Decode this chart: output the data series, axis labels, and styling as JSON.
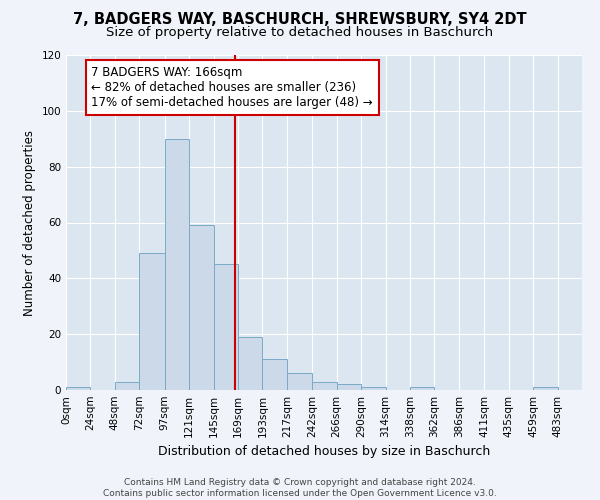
{
  "title": "7, BADGERS WAY, BASCHURCH, SHREWSBURY, SY4 2DT",
  "subtitle": "Size of property relative to detached houses in Baschurch",
  "xlabel": "Distribution of detached houses by size in Baschurch",
  "ylabel": "Number of detached properties",
  "bar_color": "#ccd9e8",
  "bar_edge_color": "#7aaac8",
  "background_color": "#dce6f0",
  "grid_color": "#ffffff",
  "bin_labels": [
    "0sqm",
    "24sqm",
    "48sqm",
    "72sqm",
    "97sqm",
    "121sqm",
    "145sqm",
    "169sqm",
    "193sqm",
    "217sqm",
    "242sqm",
    "266sqm",
    "290sqm",
    "314sqm",
    "338sqm",
    "362sqm",
    "386sqm",
    "411sqm",
    "435sqm",
    "459sqm",
    "483sqm"
  ],
  "bar_values": [
    1,
    0,
    3,
    49,
    90,
    59,
    45,
    19,
    11,
    6,
    3,
    2,
    1,
    0,
    1,
    0,
    0,
    0,
    0,
    1,
    0
  ],
  "bin_edges": [
    0,
    24,
    48,
    72,
    97,
    121,
    145,
    169,
    193,
    217,
    242,
    266,
    290,
    314,
    338,
    362,
    386,
    411,
    435,
    459,
    483,
    507
  ],
  "property_size": 166,
  "vline_color": "#cc0000",
  "annotation_line1": "7 BADGERS WAY: 166sqm",
  "annotation_line2": "← 82% of detached houses are smaller (236)",
  "annotation_line3": "17% of semi-detached houses are larger (48) →",
  "annotation_box_color": "#ffffff",
  "annotation_box_edge": "#cc0000",
  "ylim": [
    0,
    120
  ],
  "yticks": [
    0,
    20,
    40,
    60,
    80,
    100,
    120
  ],
  "footnote": "Contains HM Land Registry data © Crown copyright and database right 2024.\nContains public sector information licensed under the Open Government Licence v3.0.",
  "title_fontsize": 10.5,
  "subtitle_fontsize": 9.5,
  "xlabel_fontsize": 9,
  "ylabel_fontsize": 8.5,
  "tick_fontsize": 7.5,
  "annotation_fontsize": 8.5,
  "footnote_fontsize": 6.5
}
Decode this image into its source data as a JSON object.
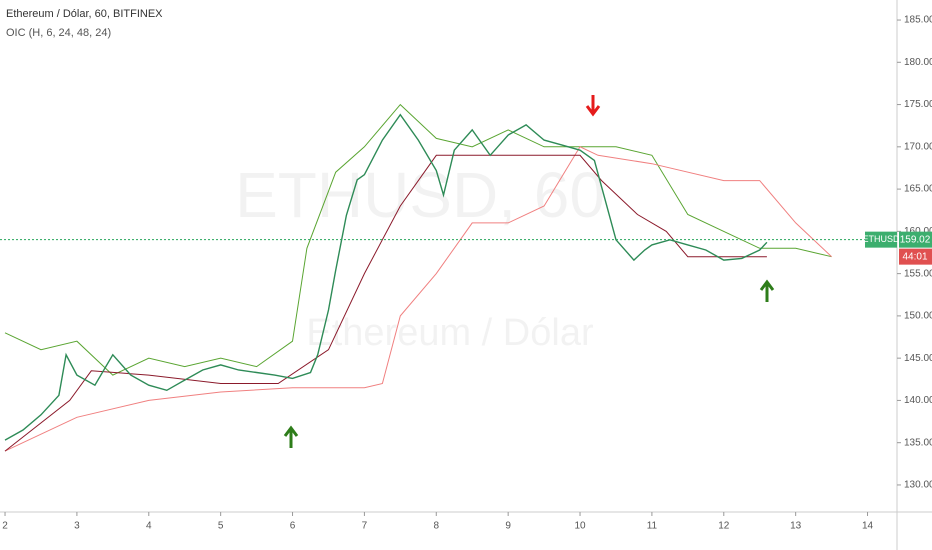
{
  "chart_data": {
    "type": "line",
    "title": "Ethereum / Dólar, 60, BITFINEX",
    "subtitle": "OIC (H, 6, 24, 48, 24)",
    "watermark": "ETHUSD, 60",
    "watermark_subtitle": "Ethereum / Dólar",
    "symbol_label": "ETHUSD",
    "last_price": 159.02,
    "last_price_label": "159.02",
    "countdown": "44:01",
    "grid": false,
    "xlim": [
      1.93,
      14.41
    ],
    "xticks": [
      2,
      3,
      4,
      5,
      6,
      7,
      8,
      9,
      10,
      11,
      12,
      13,
      14
    ],
    "ylim": [
      126.8,
      187.37
    ],
    "yticks": [
      {
        "value": 130,
        "label": "130.00"
      },
      {
        "value": 135,
        "label": "135.00"
      },
      {
        "value": 140,
        "label": "140.00"
      },
      {
        "value": 145,
        "label": "145.00"
      },
      {
        "value": 150,
        "label": "150.00"
      },
      {
        "value": 155,
        "label": "155.00"
      },
      {
        "value": 160,
        "label": "160.00"
      },
      {
        "value": 165,
        "label": "165.00"
      },
      {
        "value": 170,
        "label": "170.00"
      },
      {
        "value": 175,
        "label": "175.00"
      },
      {
        "value": 180,
        "label": "180.00"
      },
      {
        "value": 185,
        "label": "185.00"
      }
    ],
    "series": [
      {
        "color": "#5aa532",
        "x": [
          2,
          2.5,
          3,
          3.5,
          4,
          4.5,
          5,
          5.5,
          6,
          6.2,
          6.6,
          7,
          7.5,
          8,
          8.5,
          9,
          9.5,
          10,
          10.5,
          11,
          11.5,
          12,
          12.5,
          13,
          13.5
        ],
        "values": [
          148,
          146,
          147,
          143,
          145,
          144,
          145,
          144,
          147,
          158,
          167,
          170,
          175,
          171,
          170,
          172,
          170,
          170,
          170,
          169,
          162,
          160,
          158,
          158,
          157
        ]
      },
      {
        "color": "#f08080",
        "x": [
          2,
          3,
          4,
          5,
          6,
          7,
          7.25,
          7.5,
          8,
          8.5,
          9,
          9.5,
          10,
          10.25,
          11,
          12,
          12.5,
          13,
          13.5
        ],
        "values": [
          134,
          138,
          140,
          141,
          141.5,
          141.5,
          142,
          150,
          155,
          161,
          161,
          163,
          170,
          169,
          168,
          166,
          166,
          161,
          157
        ]
      },
      {
        "color": "#8b1a2b",
        "x": [
          2,
          2.9,
          3.2,
          4,
          5,
          5.8,
          6.5,
          7,
          7.5,
          8,
          9,
          10,
          10.3,
          10.8,
          11.2,
          11.5,
          12.6
        ],
        "values": [
          134,
          140,
          143.5,
          143,
          142,
          142,
          146,
          155,
          163,
          169,
          169,
          169,
          166,
          162,
          160,
          157,
          157
        ]
      },
      {
        "color": "#2e8b57",
        "x": [
          2,
          2.25,
          2.5,
          2.75,
          2.85,
          3,
          3.25,
          3.5,
          3.75,
          4,
          4.25,
          4.5,
          4.75,
          5,
          5.25,
          5.5,
          5.75,
          6,
          6.25,
          6.35,
          6.5,
          6.6,
          6.75,
          6.9,
          7,
          7.25,
          7.5,
          7.75,
          8,
          8.1,
          8.25,
          8.5,
          8.75,
          9,
          9.25,
          9.5,
          9.75,
          10,
          10.2,
          10.35,
          10.5,
          10.75,
          10.9,
          11,
          11.25,
          11.5,
          11.75,
          12,
          12.25,
          12.5,
          12.6
        ],
        "values": [
          135.3,
          136.5,
          138.3,
          140.6,
          145.4,
          143,
          141.8,
          145.4,
          143,
          141.8,
          141.2,
          142.4,
          143.6,
          144.2,
          143.6,
          143.3,
          143,
          142.6,
          143.3,
          145.4,
          150.7,
          155.4,
          161.9,
          166.1,
          166.7,
          170.8,
          173.8,
          170.8,
          167.2,
          164.3,
          169.6,
          172,
          169,
          171.4,
          172.6,
          170.8,
          170.2,
          169.6,
          168.4,
          163.7,
          159,
          156.6,
          157.8,
          158.4,
          159,
          158.4,
          157.8,
          156.6,
          156.8,
          157.8,
          158.7
        ]
      }
    ]
  }
}
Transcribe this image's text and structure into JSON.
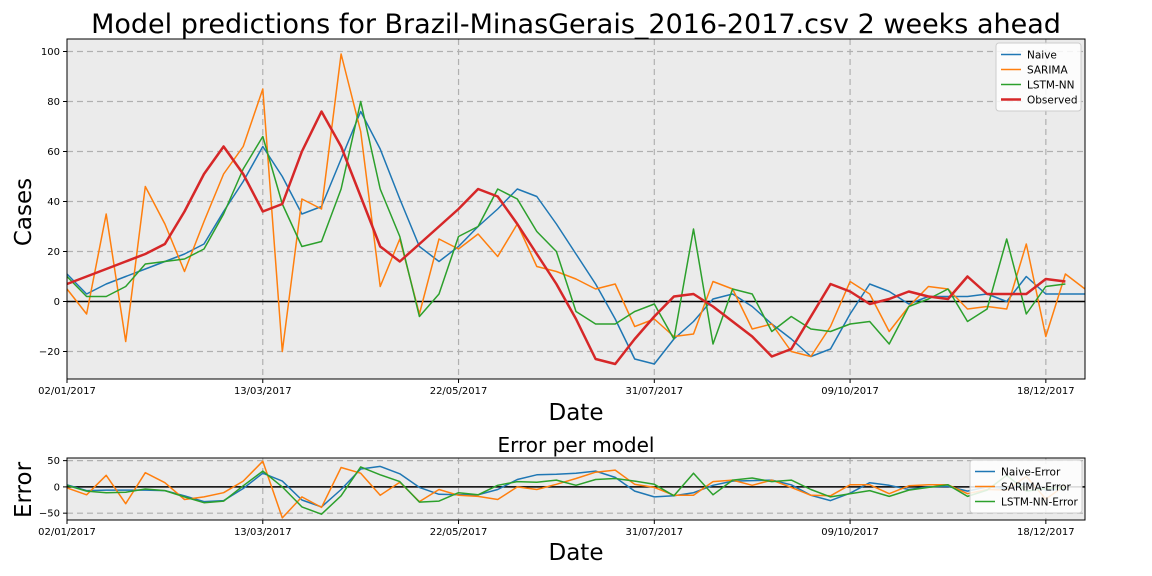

PROBLEM DESCRIPTION. Copy each line of the listing in which the word "ETHUSD" can be found.

REPLY TO THE TASK.
    "watermark": "ETHUSD, 60",
    "symbol_label": "ETHUSD",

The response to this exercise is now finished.